__SUPPLIED INFORMATION__:
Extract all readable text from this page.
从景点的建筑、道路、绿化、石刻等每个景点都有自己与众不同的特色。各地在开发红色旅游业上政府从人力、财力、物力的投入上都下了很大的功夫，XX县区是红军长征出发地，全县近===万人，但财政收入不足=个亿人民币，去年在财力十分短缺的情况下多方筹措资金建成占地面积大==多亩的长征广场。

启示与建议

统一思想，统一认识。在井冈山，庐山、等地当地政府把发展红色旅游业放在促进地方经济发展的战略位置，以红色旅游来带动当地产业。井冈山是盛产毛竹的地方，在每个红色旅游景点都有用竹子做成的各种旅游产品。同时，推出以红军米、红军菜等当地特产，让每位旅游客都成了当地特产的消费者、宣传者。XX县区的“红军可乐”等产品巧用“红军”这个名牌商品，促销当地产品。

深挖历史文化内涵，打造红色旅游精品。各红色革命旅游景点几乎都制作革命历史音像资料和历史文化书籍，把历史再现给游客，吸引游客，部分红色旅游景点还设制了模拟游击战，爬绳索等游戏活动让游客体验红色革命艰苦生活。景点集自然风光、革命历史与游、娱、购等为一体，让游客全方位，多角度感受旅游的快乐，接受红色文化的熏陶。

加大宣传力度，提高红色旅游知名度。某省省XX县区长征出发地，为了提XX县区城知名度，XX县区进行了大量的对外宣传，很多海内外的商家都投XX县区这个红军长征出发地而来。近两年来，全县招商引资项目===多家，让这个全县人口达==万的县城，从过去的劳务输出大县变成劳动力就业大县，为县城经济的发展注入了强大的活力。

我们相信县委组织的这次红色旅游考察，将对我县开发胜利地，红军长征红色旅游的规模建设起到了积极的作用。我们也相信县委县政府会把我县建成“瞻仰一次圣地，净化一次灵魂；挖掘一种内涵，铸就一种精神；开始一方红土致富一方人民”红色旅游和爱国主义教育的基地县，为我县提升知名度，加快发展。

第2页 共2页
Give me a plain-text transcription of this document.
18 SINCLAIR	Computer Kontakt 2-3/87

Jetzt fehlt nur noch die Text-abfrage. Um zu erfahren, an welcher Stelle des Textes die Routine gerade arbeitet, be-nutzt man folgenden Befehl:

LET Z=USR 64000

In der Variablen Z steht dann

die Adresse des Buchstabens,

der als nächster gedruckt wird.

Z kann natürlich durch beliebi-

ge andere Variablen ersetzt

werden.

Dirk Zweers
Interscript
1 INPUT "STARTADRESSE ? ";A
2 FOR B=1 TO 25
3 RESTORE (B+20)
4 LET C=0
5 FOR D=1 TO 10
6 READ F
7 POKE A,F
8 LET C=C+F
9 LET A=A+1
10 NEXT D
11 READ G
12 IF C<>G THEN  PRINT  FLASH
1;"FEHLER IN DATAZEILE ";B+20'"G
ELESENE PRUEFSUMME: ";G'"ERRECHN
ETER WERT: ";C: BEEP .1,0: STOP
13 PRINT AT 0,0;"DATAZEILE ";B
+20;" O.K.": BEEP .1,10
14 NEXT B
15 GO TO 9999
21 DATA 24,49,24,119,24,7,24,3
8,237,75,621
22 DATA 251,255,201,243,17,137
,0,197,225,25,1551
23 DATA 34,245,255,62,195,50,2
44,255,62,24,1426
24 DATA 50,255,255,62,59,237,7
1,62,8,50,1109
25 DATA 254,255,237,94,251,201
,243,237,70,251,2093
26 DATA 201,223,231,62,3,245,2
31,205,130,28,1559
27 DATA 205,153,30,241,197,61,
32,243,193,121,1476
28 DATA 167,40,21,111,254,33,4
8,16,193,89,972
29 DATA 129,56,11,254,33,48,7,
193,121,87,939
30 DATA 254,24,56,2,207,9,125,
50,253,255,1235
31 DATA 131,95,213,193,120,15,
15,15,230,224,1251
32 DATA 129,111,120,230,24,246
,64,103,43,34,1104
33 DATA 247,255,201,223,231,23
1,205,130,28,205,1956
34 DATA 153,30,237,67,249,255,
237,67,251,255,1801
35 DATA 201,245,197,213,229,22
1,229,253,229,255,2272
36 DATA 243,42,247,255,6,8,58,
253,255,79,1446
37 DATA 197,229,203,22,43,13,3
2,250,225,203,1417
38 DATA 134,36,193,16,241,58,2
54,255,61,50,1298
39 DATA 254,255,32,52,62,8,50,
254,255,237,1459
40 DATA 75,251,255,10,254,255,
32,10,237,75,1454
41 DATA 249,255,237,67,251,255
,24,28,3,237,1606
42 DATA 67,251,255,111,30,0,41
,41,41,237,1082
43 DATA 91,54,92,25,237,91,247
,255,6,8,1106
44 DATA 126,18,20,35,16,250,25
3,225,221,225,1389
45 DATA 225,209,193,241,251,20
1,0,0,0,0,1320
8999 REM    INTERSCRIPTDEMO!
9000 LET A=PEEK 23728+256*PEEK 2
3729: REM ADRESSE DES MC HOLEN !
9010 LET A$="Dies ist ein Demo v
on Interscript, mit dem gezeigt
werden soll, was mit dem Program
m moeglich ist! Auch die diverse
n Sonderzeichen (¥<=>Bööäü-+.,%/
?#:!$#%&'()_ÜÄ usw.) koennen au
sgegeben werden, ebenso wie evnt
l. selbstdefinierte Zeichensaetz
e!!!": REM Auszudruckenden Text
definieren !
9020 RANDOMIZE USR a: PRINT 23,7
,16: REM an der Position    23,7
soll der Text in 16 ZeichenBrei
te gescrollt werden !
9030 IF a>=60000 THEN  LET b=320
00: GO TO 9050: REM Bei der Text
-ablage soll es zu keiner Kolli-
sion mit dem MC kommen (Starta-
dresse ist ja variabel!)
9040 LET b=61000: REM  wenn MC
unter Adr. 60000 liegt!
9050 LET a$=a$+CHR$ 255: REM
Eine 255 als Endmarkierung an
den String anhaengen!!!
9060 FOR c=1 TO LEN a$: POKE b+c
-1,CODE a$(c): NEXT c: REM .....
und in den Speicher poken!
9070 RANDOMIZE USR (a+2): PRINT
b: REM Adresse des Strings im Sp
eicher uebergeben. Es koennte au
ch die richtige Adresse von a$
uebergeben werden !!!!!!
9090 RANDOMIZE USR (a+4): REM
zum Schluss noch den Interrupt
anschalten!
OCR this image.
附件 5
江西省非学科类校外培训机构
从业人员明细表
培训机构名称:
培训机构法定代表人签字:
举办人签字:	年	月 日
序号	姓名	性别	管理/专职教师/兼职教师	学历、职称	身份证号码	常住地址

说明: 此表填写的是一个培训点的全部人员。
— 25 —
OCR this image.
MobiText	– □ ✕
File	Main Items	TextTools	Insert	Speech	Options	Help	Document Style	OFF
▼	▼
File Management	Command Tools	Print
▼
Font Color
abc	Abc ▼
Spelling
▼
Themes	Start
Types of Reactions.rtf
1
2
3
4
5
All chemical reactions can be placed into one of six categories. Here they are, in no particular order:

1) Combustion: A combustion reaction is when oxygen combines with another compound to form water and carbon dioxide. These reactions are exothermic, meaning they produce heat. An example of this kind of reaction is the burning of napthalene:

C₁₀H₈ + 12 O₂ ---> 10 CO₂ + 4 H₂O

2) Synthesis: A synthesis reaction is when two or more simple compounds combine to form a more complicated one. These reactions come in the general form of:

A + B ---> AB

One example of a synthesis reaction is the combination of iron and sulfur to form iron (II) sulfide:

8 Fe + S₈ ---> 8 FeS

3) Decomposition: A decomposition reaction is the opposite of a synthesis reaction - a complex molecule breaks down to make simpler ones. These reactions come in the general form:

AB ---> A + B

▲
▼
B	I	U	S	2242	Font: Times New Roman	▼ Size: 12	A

__SET EXERCISE__: From the entries above, copy every line where the word "RANDOMIZE" shows up.

__SOLVED PROBLEM__:
9020 RANDOMIZE USR a: PRINT 23,7
9070 RANDOMIZE USR (a+2): PRINT
9090 RANDOMIZE USR (a+4): REM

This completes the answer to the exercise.